→ Written exercise: Recast everything in the material from the line containing "Patent image size: (1254, 994)." down to the line containing "The monitoring and control circuit 130 is at" as a two-column CSV with the headers input and output. Give each text and its answer one row, with each in a single quoted field and line breaks replaced by spaces.

(Data excerpts)
====

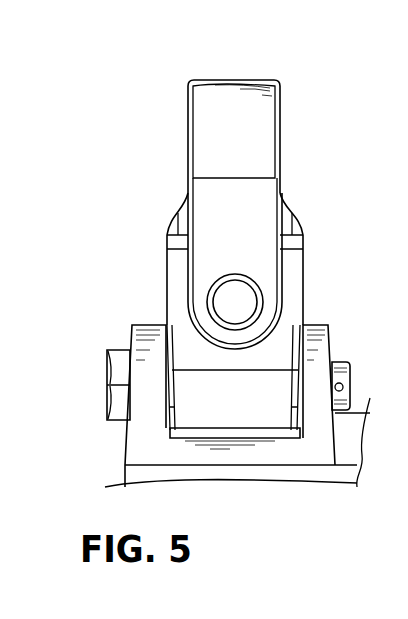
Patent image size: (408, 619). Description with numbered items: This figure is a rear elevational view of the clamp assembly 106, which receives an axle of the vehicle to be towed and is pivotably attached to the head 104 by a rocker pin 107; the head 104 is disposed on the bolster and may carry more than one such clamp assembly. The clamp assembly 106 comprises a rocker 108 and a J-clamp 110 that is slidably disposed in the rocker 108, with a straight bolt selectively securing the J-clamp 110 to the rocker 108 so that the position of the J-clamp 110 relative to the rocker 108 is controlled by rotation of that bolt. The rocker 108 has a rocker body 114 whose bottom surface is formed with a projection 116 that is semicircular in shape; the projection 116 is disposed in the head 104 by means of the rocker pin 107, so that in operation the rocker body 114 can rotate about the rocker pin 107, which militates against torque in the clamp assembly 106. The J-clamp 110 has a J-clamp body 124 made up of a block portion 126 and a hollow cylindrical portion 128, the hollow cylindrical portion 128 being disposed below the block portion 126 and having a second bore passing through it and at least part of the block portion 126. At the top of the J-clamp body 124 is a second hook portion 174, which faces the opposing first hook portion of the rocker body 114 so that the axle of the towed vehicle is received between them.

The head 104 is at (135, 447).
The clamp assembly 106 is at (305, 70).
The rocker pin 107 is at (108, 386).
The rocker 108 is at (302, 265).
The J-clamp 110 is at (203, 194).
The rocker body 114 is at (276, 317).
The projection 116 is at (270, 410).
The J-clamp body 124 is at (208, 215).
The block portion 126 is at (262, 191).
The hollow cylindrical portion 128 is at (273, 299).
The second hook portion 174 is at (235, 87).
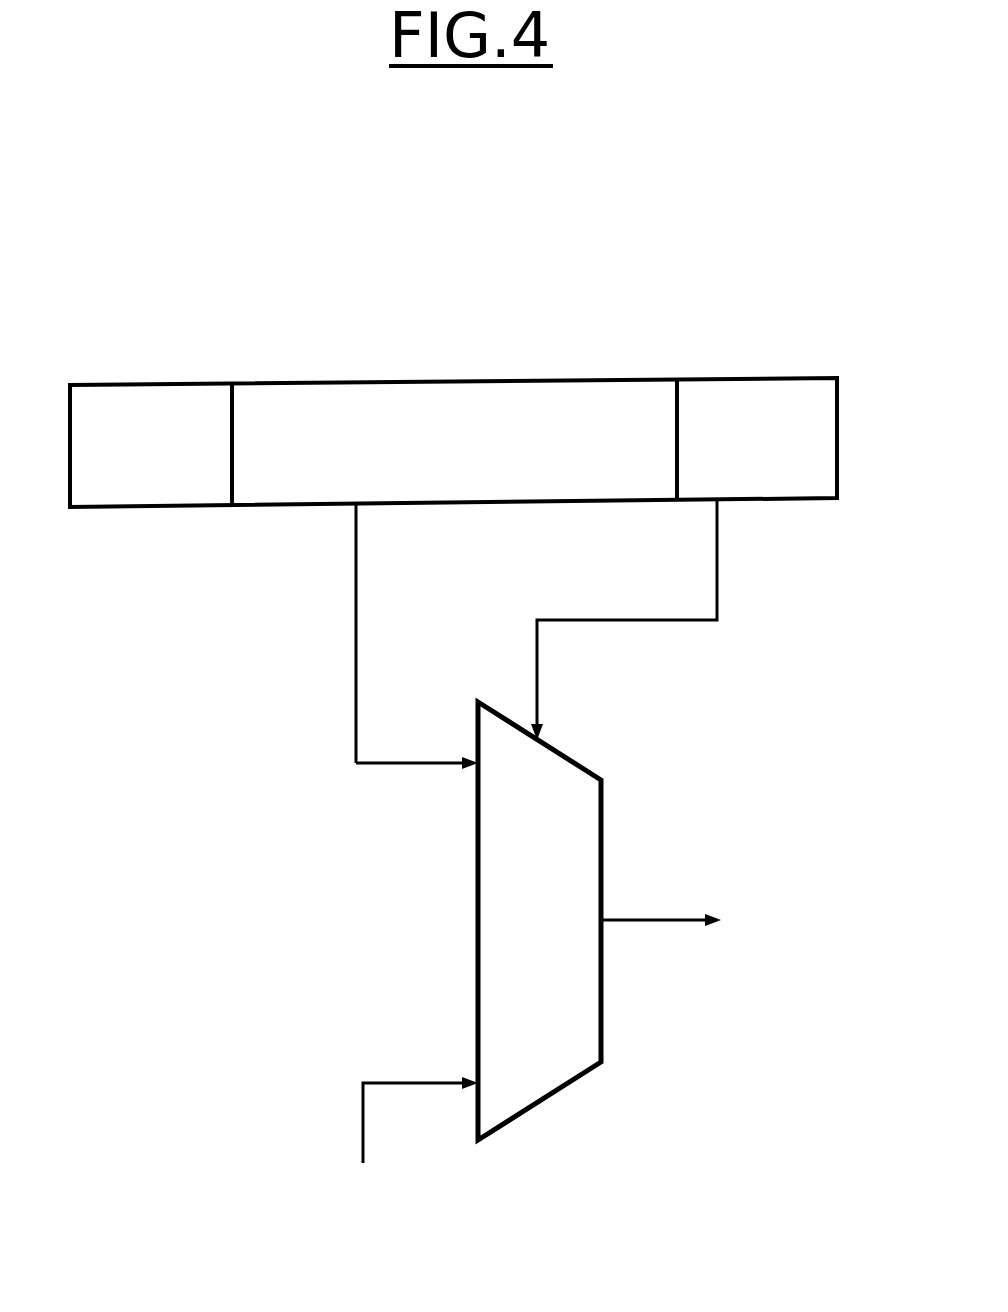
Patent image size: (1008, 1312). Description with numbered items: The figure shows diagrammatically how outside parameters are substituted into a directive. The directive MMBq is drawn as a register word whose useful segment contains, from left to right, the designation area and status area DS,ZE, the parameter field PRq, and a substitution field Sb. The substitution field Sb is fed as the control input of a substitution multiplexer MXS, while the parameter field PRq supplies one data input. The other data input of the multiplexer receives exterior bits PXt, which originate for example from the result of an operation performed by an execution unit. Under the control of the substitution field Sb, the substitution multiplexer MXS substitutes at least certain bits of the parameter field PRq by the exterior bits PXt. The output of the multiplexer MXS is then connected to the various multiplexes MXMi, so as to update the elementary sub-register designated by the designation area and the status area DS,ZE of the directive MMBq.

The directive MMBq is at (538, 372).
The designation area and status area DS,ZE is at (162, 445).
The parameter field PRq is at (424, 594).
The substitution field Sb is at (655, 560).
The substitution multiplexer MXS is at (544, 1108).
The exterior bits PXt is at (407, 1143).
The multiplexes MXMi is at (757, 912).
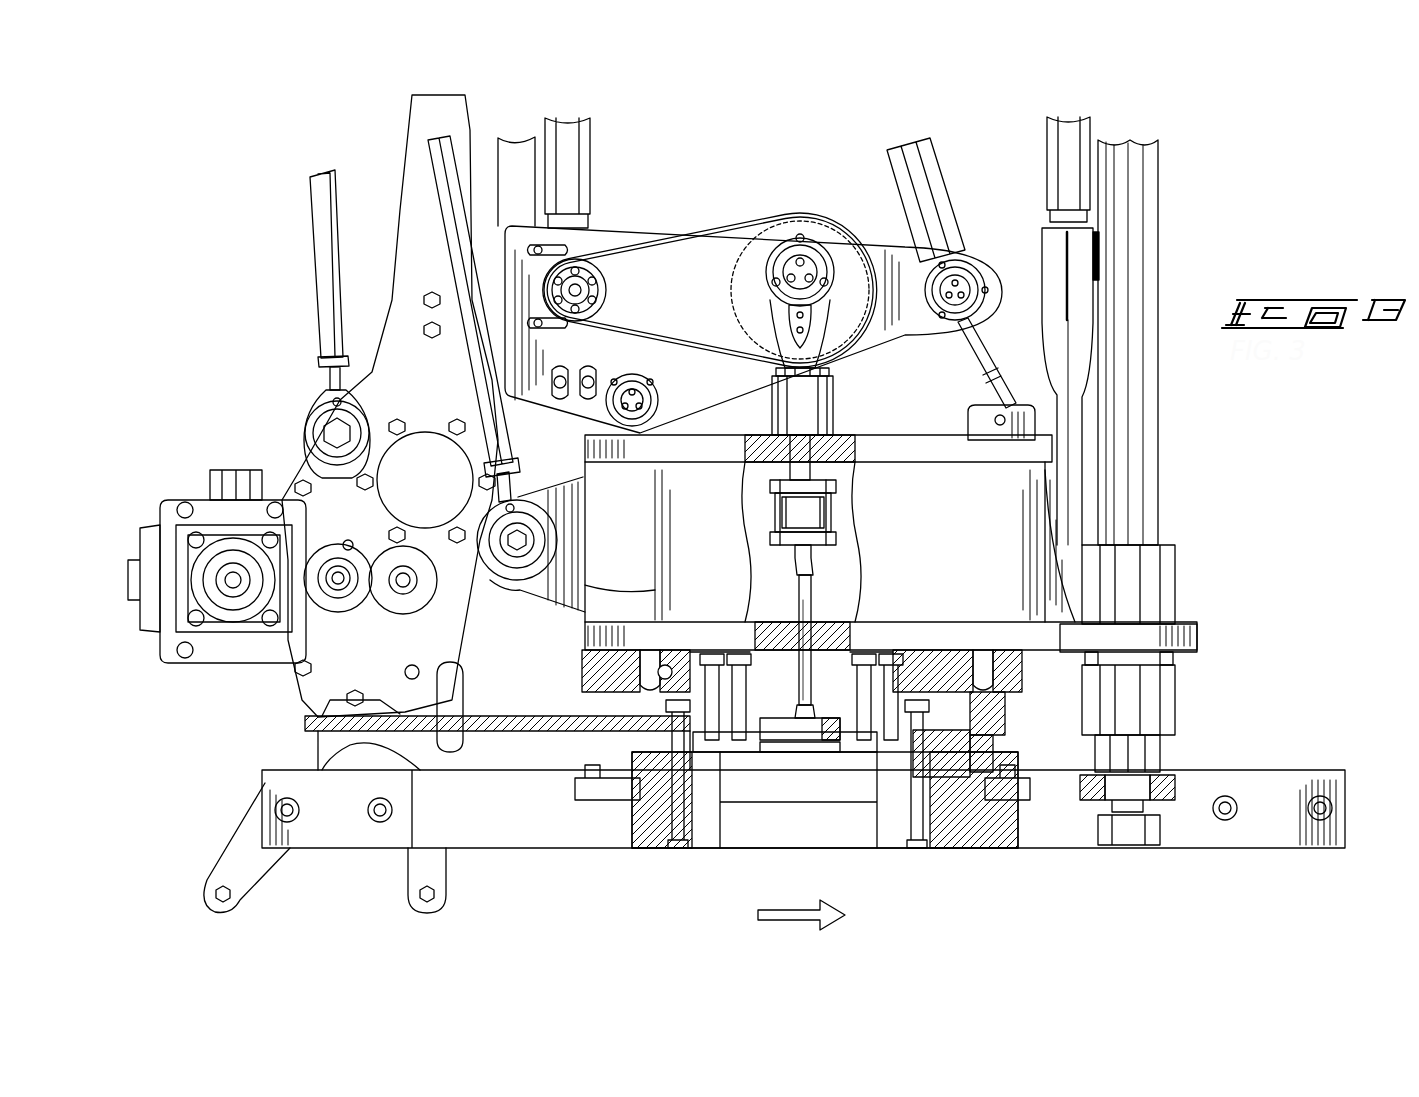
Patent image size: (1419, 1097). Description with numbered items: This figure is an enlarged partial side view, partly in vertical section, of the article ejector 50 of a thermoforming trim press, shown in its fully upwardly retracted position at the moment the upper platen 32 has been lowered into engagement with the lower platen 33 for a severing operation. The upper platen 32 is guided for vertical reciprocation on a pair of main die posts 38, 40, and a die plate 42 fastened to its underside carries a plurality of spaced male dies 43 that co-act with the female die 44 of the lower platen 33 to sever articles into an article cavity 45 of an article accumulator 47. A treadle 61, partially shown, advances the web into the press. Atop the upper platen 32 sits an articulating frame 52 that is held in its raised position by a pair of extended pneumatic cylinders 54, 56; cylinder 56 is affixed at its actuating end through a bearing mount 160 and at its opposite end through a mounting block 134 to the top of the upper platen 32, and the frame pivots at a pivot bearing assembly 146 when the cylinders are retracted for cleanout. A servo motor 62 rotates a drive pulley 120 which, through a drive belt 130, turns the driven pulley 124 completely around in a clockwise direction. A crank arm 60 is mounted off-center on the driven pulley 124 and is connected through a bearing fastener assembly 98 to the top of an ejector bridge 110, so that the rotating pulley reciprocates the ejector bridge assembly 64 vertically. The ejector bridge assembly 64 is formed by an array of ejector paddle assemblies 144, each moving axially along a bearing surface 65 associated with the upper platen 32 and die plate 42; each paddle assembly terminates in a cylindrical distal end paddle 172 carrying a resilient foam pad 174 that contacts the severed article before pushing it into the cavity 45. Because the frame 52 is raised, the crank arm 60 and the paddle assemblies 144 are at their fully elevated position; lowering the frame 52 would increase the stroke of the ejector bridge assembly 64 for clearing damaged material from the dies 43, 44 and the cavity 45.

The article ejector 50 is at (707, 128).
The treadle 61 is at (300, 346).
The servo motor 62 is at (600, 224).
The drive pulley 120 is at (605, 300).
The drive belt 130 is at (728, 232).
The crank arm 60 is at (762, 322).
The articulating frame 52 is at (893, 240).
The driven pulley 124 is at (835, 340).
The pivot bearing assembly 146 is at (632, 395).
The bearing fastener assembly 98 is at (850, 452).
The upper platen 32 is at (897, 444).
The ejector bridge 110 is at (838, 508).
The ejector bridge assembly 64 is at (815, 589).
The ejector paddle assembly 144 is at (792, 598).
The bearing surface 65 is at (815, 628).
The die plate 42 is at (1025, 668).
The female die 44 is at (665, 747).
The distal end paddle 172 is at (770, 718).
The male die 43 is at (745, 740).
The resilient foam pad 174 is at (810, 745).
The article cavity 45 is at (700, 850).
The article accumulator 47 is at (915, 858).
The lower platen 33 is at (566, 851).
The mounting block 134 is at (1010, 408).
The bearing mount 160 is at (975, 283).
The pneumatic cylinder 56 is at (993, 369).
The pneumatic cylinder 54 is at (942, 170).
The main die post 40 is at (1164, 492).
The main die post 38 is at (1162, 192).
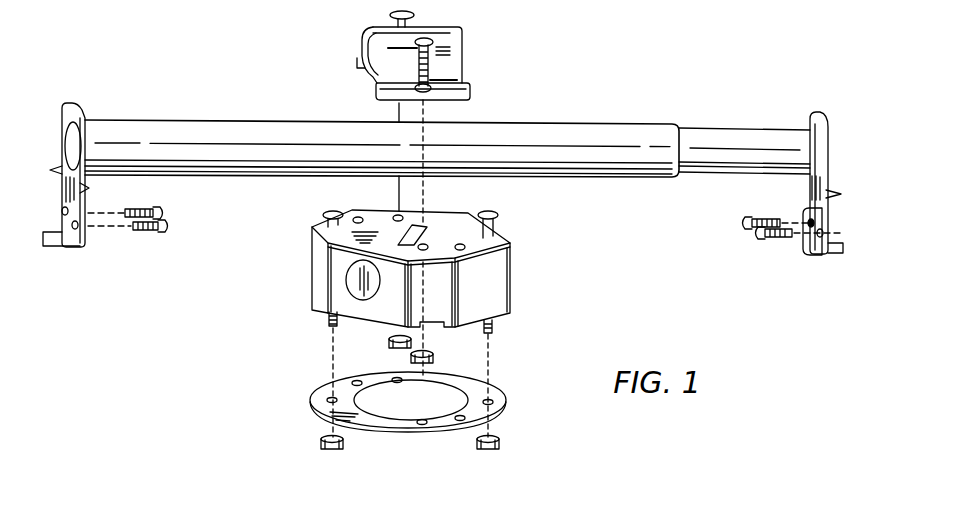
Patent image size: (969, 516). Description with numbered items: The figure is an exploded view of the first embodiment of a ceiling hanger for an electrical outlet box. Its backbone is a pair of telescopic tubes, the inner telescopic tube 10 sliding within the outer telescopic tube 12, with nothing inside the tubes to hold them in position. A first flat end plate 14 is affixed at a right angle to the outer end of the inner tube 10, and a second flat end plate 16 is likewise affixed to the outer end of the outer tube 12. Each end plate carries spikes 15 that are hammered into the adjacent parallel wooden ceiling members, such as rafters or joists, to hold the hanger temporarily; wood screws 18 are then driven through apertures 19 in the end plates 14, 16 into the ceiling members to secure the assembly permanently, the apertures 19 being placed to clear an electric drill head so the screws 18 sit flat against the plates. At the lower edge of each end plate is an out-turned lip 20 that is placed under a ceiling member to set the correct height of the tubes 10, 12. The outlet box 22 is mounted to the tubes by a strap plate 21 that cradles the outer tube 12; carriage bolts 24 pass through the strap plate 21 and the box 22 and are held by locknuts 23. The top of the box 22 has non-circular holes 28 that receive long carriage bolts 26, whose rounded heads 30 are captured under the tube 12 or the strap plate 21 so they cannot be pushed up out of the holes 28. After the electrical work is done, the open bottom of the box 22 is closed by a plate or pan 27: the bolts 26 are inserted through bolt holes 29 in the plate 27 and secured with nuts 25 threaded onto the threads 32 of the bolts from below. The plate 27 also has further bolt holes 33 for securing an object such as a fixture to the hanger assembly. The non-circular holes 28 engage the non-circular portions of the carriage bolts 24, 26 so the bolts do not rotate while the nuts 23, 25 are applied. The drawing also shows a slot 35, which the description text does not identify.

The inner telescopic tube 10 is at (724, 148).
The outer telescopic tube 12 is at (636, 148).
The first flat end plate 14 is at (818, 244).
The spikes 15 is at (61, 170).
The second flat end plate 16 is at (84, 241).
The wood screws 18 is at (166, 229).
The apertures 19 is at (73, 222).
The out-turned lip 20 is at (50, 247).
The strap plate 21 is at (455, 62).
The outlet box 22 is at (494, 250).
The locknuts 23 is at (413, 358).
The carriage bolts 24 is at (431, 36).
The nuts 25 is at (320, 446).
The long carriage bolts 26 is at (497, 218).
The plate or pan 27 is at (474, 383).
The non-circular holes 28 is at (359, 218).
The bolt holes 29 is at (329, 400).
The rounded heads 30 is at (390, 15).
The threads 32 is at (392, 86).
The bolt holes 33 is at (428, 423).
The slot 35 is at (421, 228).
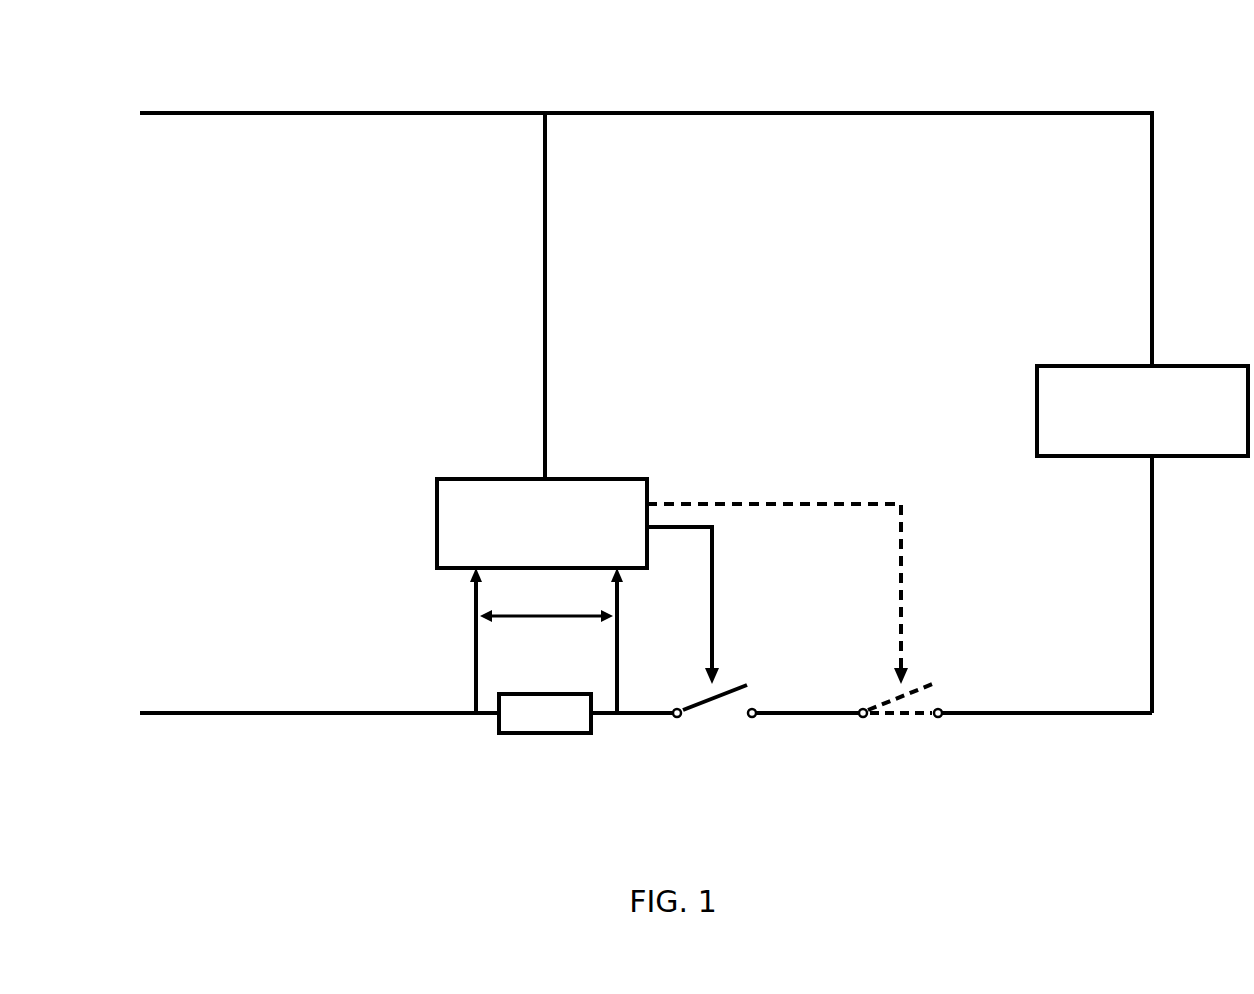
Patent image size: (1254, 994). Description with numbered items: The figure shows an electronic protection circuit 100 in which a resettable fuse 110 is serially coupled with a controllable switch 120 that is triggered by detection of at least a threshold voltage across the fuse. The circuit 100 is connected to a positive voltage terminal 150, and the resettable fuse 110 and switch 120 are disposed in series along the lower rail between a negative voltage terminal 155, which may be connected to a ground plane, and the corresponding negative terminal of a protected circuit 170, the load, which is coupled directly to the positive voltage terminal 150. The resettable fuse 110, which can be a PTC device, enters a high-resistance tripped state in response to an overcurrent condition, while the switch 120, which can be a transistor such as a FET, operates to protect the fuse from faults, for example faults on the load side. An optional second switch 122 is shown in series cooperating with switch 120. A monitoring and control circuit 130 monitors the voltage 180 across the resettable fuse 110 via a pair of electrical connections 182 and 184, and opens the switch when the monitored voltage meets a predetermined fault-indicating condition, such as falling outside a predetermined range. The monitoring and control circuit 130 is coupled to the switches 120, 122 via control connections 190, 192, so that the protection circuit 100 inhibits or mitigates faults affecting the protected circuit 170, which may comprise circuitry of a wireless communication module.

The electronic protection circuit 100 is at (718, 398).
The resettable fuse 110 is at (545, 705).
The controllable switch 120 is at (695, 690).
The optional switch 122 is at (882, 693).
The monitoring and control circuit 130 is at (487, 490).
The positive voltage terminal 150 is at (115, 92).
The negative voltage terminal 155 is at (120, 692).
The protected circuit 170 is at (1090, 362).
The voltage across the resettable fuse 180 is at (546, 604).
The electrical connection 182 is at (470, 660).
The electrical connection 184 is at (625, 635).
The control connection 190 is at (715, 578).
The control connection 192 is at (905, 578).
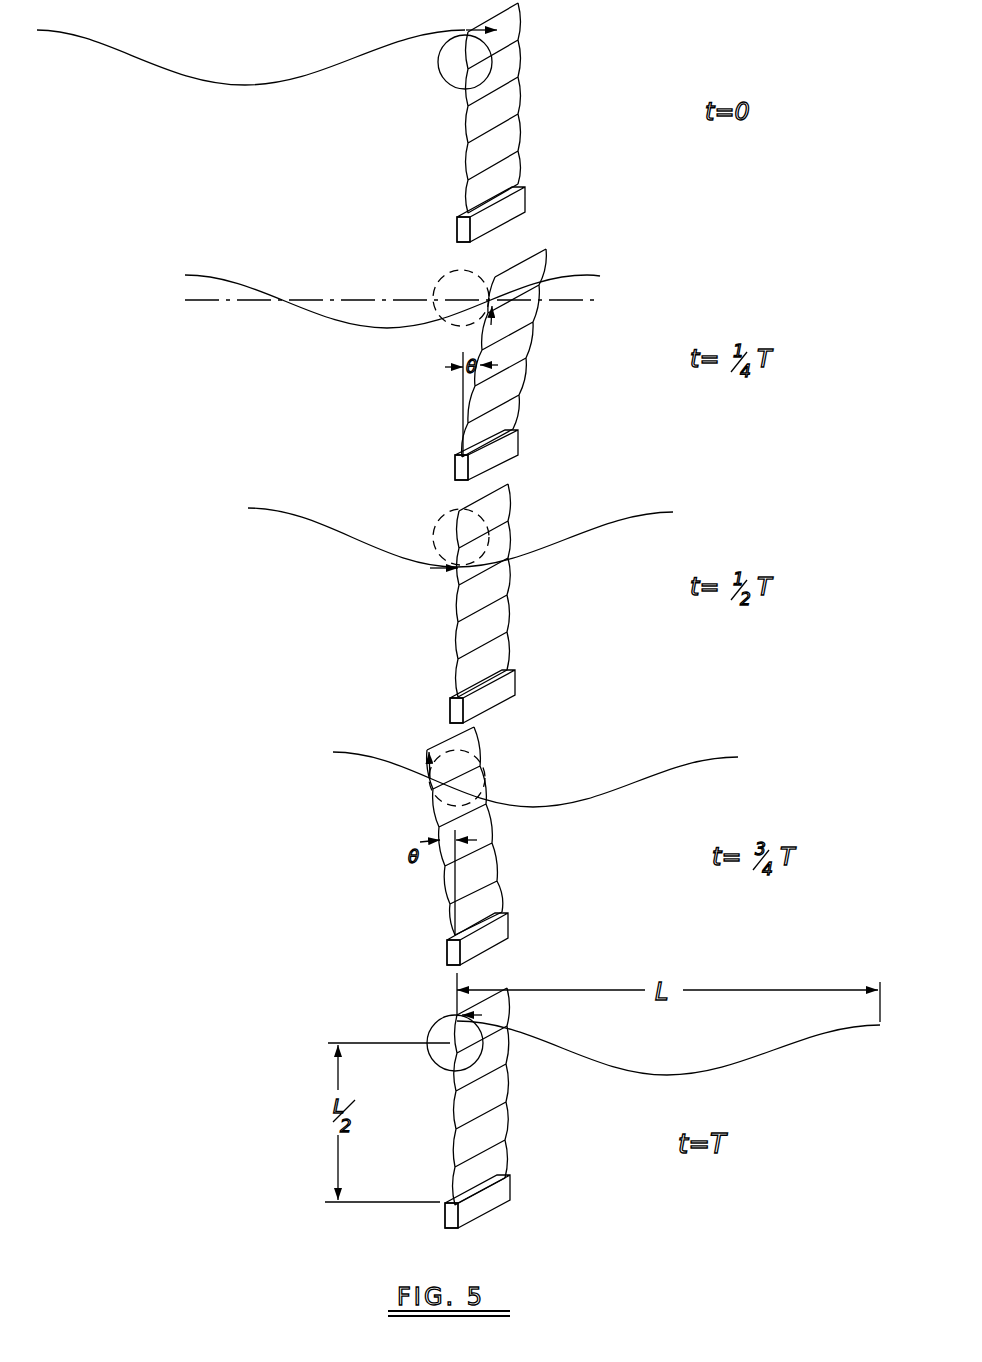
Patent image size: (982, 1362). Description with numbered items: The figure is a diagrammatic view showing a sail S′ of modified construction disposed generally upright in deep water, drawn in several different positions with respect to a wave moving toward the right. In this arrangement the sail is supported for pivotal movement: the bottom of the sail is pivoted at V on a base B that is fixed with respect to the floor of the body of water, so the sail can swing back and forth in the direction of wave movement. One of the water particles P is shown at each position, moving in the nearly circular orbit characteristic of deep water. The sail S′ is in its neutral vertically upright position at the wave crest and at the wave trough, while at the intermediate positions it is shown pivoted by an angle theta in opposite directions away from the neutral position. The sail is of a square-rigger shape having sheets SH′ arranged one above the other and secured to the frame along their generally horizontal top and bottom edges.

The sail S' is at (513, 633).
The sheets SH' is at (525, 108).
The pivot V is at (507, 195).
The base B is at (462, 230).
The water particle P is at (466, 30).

====

→ Full output:
input,output
"Patent image size: (1254, 994). Description with numbered items: The figure shows an electronic protection circuit 100 in which a resettable fuse 110 is serially coupled with a controllable switch 120 that is triggered by detection of at least a threshold voltage across the fuse. The circuit 100 is connected to a positive voltage terminal 150, and the resettable fuse 110 and switch 120 are disposed in series along the lower rail between a negative voltage terminal 155, which may be connected to a ground plane, and the corresponding negative terminal of a protected circuit 170, the load, which is coupled directly to the positive voltage terminal 150. The resettable fuse 110, which can be a PTC device, enters a high-resistance tripped state in response to an overcurrent condition, while the switch 120, which can be a transistor such as a FET, operates to protect the fuse from faults, for example faults on the load side. An optional second switch 122 is shown in series cooperating with switch 120. A monitoring and control circuit 130 monitors the voltage 180 across the resettable fuse 110 via a pair of electrical connections 182 and 184, and opens the switch when the monitored voltage meets a predetermined fault-indicating condition, such as falling outside a predetermined range. The monitoring and control circuit 130 is coupled to the switches 120, 122 via control connections 190, 192, so that the protection circuit 100 inhibits or mitigates faults affecting the protected circuit 170, which may comprise circuitry of a wireless communication module.","The electronic protection circuit 100 is at (718, 398). The resettable fuse 110 is at (545, 705). The controllable switch 120 is at (695, 690). The optional switch 122 is at (882, 693). The monitoring and control circuit 130 is at (487, 490)."